### SELECTED TEXT
## start

In short, previously proposed methods usually miss some valid information or are too complex. Our proposed method enhances the accuracy of the model by reducing information omission and increasing the simplicity and understandability of the model.

3 Proposed Method

In this section, firstly, the video frames are unevenly segmented into multiple chunks to extract appearance and motion features. Secondly, in the model training phase, corresponding models are established on different feature sets. Finally, multiple models are integrated into MCSCAE to detect abnormal events.

3.1 Overall Structure and Processing Flow

To address common problems in video anomaly detection, such as degradation of video anomaly detection accuracy due to missing video features, this paper divides video frames, fuses features and improves the convolutional auto encoder to reduce the average reconstruction error of video frames. In this way, the accuracy of video anomaly detection is enhanced. The main steps of the proposed method are as follows (shown in the Fig. 1):

(1) Data sorting: After splitting the original video set into multiple frame level sequences {frame1, frame2, …, framen}, the video frames in the frame level sequences [28] are unevenly partitioned to obtain multiple chunks of size xn∗yn which are non-overlapping with each other

(2) Motion feature extraction: As single optical flow feature extraction often suffers from information omission, the inter frame difference method is used to obtain difference images by subtracting the previous frame from the next frame, and then the obtained images are binarized to obtain the motion target positions. Similarly, the same location chunks corresponding to adjacent video frames are input into Flownet2 [29] to obtain the optical flow features of each chunk in the video frame. By fusing the inter frame difference feature and optical flow feature, the inter frame flow feature is obtained, which can avoid the great omission of information due to the slow speed of moving objects.

(3) Apparent feature extraction: In video frames, apparent features are the representation and shape of local targets. HOG [30] can well describe the representation and shape of the directional density distribution of gradients or edges in video frames. Apparent features can be obtained by HOG.

(4) Anomaly detection model: Chunks of features extracted from training and testing samples are fed into MCSCAE for training and testing. During the training phase, MCSCAE learns normal modes through inter frame flow features and HOG features extracted from normal training samples. In this way, the test sample features can be reconstructed more accurately during testing, and the sample chunks can be determined to be abnormal or not based on the obtained reconstruction errors. Therefore, the trained MCSCAE is capable of reconstructing the test sample features more accurately and judging whether the sample chunks are abnormal or not.

images

Figure 1: Structure diagram of video anomaly detection method

3.2 Feature Extraction

Although uniform chunking improves the accuracy of anomaly location, it is still a possibility of extracting unnecessary information and omitting important information in feature extraction. To reduce the probability of this happening, non-uniform chunking is utilized to divide the video frames. Non-uniform chunking mainly divides the video frames from far to near and from small to large, in which the video frame width is Y, the chunk width is {y0, y1, …, yn}, the frame length is X, and the chunk length is {x0, x1, …, xn}. The width yn of each chunk can be calculated by the growth rate λ:

Y=∑k=0n−1⁡λk ∗ y0 (1)

## end

### PROBLEMS AND TASKS
(1) In the video anomaly detection text, which network receives the same-location chunks of adjacent video frames to obtain optical flow features?
(2) Return, word for word, the part of the video anomaly detection text that opens with the words containing "3 Proposed Method" and closes with "detect abnormal events.".

### LISTING
## start

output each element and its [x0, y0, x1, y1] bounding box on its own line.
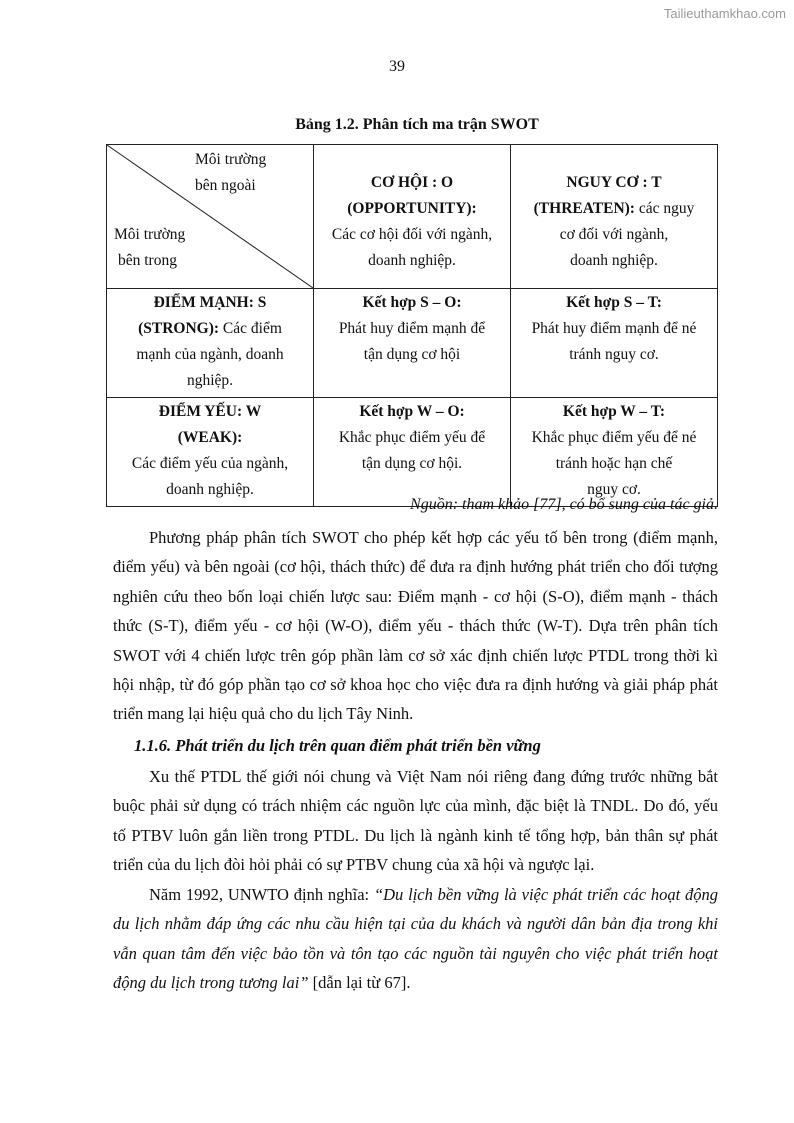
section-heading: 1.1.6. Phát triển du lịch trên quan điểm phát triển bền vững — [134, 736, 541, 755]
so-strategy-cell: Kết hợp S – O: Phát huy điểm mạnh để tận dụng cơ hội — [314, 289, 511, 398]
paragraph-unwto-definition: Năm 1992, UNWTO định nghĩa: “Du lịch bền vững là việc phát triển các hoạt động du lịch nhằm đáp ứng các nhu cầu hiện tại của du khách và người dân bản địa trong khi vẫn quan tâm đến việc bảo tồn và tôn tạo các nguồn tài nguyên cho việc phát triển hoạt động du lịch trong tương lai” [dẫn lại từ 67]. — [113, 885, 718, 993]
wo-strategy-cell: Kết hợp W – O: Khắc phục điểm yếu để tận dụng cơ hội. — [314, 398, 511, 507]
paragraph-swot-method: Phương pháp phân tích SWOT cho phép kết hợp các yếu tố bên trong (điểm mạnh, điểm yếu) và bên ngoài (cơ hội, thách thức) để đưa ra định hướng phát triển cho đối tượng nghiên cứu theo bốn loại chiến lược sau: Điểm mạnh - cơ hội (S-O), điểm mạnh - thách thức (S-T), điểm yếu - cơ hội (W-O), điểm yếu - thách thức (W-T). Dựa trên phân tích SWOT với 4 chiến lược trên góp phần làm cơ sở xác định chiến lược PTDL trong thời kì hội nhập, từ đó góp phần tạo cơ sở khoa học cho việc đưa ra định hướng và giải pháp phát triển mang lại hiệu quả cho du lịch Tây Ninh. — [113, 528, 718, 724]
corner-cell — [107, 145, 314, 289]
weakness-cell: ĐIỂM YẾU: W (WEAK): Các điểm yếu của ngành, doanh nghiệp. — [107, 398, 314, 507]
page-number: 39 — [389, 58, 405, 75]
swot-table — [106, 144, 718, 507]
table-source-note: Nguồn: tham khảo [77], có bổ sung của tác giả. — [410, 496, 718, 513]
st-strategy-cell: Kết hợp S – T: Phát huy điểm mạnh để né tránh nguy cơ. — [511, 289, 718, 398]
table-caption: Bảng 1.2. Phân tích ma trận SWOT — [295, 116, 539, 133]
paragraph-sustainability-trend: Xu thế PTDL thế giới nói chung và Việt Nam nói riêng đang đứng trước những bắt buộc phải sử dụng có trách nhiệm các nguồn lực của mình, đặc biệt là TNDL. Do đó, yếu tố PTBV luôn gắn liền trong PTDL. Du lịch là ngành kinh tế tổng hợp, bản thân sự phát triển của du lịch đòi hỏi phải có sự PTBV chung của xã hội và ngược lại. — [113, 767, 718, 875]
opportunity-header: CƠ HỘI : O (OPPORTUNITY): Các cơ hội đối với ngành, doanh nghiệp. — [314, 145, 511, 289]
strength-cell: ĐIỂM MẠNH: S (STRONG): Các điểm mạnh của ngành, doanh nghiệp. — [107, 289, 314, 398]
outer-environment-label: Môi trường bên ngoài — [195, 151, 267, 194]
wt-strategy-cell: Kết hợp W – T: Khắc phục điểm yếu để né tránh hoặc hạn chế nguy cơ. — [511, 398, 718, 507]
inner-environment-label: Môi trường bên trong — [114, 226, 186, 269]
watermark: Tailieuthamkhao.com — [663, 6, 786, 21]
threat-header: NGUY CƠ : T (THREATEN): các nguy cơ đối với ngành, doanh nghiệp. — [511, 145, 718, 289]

## end

### TASK RESULTS
(1) Flownet2

(2)
3 Proposed Method

In this section, firstly, the video frames are unevenly segmented into multiple chunks to extract appearance and motion features. Secondly, in the model training phase, corresponding models are established on different feature sets. Finally, multiple models are integrated into MCSCAE to detect abnormal events.